## BEGIN Extracted information
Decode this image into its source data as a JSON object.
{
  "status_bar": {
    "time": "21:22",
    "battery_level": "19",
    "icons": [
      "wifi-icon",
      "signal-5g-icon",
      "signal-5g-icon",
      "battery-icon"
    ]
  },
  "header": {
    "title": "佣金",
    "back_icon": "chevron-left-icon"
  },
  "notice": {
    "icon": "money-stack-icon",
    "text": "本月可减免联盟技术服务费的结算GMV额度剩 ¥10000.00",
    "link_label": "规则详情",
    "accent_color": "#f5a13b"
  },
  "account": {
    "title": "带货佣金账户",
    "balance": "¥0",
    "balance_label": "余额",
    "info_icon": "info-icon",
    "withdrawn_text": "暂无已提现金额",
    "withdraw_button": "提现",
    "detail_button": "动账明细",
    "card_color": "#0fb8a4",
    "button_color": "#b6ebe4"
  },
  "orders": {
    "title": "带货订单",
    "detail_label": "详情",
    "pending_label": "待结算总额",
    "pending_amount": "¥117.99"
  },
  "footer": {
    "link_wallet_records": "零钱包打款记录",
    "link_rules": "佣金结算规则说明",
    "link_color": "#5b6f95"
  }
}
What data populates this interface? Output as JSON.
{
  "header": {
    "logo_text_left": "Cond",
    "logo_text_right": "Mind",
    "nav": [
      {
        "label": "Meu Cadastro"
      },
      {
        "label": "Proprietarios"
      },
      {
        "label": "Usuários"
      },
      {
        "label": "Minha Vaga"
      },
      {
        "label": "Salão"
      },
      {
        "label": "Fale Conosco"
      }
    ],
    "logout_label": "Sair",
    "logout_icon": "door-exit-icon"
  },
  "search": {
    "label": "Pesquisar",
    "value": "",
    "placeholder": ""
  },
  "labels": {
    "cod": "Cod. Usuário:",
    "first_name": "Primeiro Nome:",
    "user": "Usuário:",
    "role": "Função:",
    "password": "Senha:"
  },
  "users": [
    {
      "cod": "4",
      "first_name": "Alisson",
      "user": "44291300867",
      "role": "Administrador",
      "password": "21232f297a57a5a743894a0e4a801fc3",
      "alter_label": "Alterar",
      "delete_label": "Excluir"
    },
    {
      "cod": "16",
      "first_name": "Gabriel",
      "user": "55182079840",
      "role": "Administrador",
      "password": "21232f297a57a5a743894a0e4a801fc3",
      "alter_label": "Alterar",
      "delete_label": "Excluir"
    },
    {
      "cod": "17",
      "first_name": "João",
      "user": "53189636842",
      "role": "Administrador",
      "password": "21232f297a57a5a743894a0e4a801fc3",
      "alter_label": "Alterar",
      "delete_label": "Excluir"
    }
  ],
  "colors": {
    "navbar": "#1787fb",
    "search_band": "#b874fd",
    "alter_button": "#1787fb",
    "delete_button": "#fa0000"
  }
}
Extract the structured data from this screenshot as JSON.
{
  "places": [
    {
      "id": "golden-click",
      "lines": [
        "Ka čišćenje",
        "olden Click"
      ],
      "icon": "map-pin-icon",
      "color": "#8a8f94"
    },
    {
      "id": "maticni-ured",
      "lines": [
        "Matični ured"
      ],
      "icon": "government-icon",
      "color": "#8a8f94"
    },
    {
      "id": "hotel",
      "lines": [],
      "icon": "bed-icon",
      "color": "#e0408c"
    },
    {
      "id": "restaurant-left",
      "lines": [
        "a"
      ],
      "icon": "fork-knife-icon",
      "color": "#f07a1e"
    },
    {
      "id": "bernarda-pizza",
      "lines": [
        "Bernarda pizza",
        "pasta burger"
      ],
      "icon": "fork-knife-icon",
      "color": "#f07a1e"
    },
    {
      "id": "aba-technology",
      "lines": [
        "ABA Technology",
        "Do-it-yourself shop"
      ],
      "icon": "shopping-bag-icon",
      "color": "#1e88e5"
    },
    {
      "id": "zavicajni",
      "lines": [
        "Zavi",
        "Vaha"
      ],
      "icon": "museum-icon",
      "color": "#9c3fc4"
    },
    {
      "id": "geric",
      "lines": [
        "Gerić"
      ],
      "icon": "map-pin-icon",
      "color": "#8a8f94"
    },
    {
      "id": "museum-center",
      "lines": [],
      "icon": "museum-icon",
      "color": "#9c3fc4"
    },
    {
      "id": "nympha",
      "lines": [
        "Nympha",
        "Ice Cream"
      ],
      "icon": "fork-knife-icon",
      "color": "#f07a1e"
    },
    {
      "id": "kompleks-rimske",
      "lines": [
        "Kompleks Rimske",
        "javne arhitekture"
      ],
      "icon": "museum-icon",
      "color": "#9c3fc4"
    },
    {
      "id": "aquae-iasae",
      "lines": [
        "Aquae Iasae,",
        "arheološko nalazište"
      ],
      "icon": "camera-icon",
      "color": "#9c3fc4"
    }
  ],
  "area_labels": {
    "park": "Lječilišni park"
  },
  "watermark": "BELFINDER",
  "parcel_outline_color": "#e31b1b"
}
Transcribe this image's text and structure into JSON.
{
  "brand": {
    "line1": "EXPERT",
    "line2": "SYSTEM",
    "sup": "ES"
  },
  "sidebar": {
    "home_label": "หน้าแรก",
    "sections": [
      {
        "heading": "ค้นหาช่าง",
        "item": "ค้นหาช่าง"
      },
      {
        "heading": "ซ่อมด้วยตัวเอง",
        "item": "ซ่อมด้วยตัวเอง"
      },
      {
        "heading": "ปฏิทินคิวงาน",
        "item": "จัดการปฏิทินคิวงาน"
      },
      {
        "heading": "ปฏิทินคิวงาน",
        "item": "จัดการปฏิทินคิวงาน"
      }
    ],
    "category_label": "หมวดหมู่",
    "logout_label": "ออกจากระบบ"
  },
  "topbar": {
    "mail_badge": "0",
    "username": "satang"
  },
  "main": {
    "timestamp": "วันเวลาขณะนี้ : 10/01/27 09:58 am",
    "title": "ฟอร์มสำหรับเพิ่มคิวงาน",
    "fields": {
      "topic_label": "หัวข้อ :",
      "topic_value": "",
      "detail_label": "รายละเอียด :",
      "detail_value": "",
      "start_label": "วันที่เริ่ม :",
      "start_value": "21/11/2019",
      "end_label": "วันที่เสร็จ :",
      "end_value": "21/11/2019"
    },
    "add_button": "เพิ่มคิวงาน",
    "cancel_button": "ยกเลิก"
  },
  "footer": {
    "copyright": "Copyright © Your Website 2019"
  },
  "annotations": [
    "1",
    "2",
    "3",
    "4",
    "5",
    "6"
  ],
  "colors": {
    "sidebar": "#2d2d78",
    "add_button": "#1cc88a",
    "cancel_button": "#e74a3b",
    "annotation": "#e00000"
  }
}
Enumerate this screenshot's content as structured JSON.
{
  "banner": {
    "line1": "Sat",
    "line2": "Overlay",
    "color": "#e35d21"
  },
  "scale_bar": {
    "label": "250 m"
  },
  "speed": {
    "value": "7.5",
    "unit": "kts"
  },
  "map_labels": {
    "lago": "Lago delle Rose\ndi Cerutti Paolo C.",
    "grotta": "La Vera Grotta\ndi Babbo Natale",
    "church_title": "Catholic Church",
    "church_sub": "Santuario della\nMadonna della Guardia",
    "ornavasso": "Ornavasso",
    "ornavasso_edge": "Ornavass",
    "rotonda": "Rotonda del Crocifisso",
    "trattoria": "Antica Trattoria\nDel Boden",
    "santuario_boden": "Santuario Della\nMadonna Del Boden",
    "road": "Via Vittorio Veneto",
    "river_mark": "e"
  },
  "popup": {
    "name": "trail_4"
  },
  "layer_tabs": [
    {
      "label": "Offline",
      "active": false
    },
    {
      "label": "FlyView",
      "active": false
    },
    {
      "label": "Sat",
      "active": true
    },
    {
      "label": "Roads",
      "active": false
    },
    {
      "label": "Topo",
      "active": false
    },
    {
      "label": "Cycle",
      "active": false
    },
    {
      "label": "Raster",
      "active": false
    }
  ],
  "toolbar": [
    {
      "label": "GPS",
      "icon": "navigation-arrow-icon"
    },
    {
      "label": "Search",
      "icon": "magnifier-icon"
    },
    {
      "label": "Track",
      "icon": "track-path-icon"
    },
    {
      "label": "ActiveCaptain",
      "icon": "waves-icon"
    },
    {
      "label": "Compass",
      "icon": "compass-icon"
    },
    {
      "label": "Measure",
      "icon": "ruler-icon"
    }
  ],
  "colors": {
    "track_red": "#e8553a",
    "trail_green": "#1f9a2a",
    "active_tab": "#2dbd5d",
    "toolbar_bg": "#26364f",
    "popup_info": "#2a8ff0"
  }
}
## END Extracted information
*Required task*:
Using the listing, say how many lines include the word "JSON", and add nothing else.

*Correct output*:
5